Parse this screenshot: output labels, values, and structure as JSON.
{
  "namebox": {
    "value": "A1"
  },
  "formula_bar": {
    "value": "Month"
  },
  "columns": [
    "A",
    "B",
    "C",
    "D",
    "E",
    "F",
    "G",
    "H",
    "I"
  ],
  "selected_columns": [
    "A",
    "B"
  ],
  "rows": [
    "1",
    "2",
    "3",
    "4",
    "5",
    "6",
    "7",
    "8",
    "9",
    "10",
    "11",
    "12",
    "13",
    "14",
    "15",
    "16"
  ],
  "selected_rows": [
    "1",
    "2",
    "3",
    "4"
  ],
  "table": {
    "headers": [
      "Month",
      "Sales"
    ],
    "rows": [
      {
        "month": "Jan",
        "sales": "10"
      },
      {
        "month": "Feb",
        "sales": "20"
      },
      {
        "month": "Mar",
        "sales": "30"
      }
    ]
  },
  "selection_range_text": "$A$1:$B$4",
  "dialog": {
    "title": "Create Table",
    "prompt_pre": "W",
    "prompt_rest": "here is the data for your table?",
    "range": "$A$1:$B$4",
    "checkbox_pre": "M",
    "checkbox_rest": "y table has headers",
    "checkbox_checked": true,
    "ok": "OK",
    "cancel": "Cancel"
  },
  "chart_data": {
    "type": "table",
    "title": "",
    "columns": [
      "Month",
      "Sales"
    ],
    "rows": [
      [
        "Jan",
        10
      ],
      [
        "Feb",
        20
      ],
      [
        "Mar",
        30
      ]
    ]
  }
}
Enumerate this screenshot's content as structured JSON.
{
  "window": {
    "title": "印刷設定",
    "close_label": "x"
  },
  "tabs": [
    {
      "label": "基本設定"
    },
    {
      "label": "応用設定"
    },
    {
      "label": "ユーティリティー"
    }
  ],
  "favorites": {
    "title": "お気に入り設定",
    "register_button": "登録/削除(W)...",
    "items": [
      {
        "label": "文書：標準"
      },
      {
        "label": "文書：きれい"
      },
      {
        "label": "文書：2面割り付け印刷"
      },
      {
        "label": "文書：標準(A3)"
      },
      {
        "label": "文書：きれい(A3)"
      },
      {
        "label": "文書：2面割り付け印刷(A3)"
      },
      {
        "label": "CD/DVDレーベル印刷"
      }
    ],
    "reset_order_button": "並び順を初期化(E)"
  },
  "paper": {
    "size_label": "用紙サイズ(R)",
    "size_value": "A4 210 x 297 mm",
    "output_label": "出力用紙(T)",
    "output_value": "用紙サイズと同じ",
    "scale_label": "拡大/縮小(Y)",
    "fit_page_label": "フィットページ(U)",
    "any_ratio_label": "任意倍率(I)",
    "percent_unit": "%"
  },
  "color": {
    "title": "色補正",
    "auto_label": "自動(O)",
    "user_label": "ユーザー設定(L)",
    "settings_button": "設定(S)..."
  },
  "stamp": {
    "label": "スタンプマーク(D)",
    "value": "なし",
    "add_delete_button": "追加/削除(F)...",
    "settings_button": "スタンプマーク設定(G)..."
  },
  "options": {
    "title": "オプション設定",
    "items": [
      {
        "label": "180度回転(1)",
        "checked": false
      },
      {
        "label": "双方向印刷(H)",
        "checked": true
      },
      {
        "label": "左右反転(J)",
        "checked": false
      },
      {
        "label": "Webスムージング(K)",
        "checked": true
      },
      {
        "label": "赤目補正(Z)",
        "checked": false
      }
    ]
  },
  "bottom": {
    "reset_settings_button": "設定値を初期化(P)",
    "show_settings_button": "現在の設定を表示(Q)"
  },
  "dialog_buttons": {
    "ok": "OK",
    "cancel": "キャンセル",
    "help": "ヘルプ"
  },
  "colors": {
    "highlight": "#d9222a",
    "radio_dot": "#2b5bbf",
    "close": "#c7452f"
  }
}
* * * * * * *
* **SET EXERCISE**: Extract each entry in full and write it down exactly.

* **TASK SOLUTION**:
Parse this screenshot: output labels, values, and structure as JSON.
{
  "namebox": {
    "value": "A1"
  },
  "formula_bar": {
    "value": "Month"
  },
  "columns": [
    "A",
    "B",
    "C",
    "D",
    "E",
    "F",
    "G",
    "H",
    "I"
  ],
  "selected_columns": [
    "A",
    "B"
  ],
  "rows": [
    "1",
    "2",
    "3",
    "4",
    "5",
    "6",
    "7",
    "8",
    "9",
    "10",
    "11",
    "12",
    "13",
    "14",
    "15",
    "16"
  ],
  "selected_rows": [
    "1",
    "2",
    "3",
    "4"
  ],
  "table": {
    "headers": [
      "Month",
      "Sales"
    ],
    "rows": [
      {
        "month": "Jan",
        "sales": "10"
      },
      {
        "month": "Feb",
        "sales": "20"
      },
      {
        "month": "Mar",
        "sales": "30"
      }
    ]
  },
  "selection_range_text": "$A$1:$B$4",
  "dialog": {
    "title": "Create Table",
    "prompt_pre": "W",
    "prompt_rest": "here is the data for your table?",
    "range": "$A$1:$B$4",
    "checkbox_pre": "M",
    "checkbox_rest": "y table has headers",
    "checkbox_checked": true,
    "ok": "OK",
    "cancel": "Cancel"
  },
  "chart_data": {
    "type": "table",
    "title": "",
    "columns": [
      "Month",
      "Sales"
    ],
    "rows": [
      [
        "Jan",
        10
      ],
      [
        "Feb",
        20
      ],
      [
        "Mar",
        30
      ]
    ]
  }
}
Enumerate this screenshot's content as structured JSON.
{
  "window": {
    "title": "印刷設定",
    "close_label": "x"
  },
  "tabs": [
    {
      "label": "基本設定"
    },
    {
      "label": "応用設定"
    },
    {
      "label": "ユーティリティー"
    }
  ],
  "favorites": {
    "title": "お気に入り設定",
    "register_button": "登録/削除(W)...",
    "items": [
      {
        "label": "文書：標準"
      },
      {
        "label": "文書：きれい"
      },
      {
        "label": "文書：2面割り付け印刷"
      },
      {
        "label": "文書：標準(A3)"
      },
      {
        "label": "文書：きれい(A3)"
      },
      {
        "label": "文書：2面割り付け印刷(A3)"
      },
      {
        "label": "CD/DVDレーベル印刷"
      }
    ],
    "reset_order_button": "並び順を初期化(E)"
  },
  "paper": {
    "size_label": "用紙サイズ(R)",
    "size_value": "A4 210 x 297 mm",
    "output_label": "出力用紙(T)",
    "output_value": "用紙サイズと同じ",
    "scale_label": "拡大/縮小(Y)",
    "fit_page_label": "フィットページ(U)",
    "any_ratio_label": "任意倍率(I)",
    "percent_unit": "%"
  },
  "color": {
    "title": "色補正",
    "auto_label": "自動(O)",
    "user_label": "ユーザー設定(L)",
    "settings_button": "設定(S)..."
  },
  "stamp": {
    "label": "スタンプマーク(D)",
    "value": "なし",
    "add_delete_button": "追加/削除(F)...",
    "settings_button": "スタンプマーク設定(G)..."
  },
  "options": {
    "title": "オプション設定",
    "items": [
      {
        "label": "180度回転(1)",
        "checked": false
      },
      {
        "label": "双方向印刷(H)",
        "checked": true
      },
      {
        "label": "左右反転(J)",
        "checked": false
      },
      {
        "label": "Webスムージング(K)",
        "checked": true
      },
      {
        "label": "赤目補正(Z)",
        "checked": false
      }
    ]
  },
  "bottom": {
    "reset_settings_button": "設定値を初期化(P)",
    "show_settings_button": "現在の設定を表示(Q)"
  },
  "dialog_buttons": {
    "ok": "OK",
    "cancel": "キャンセル",
    "help": "ヘルプ"
  },
  "colors": {
    "highlight": "#d9222a",
    "radio_dot": "#2b5bbf",
    "close": "#c7452f"
  }
}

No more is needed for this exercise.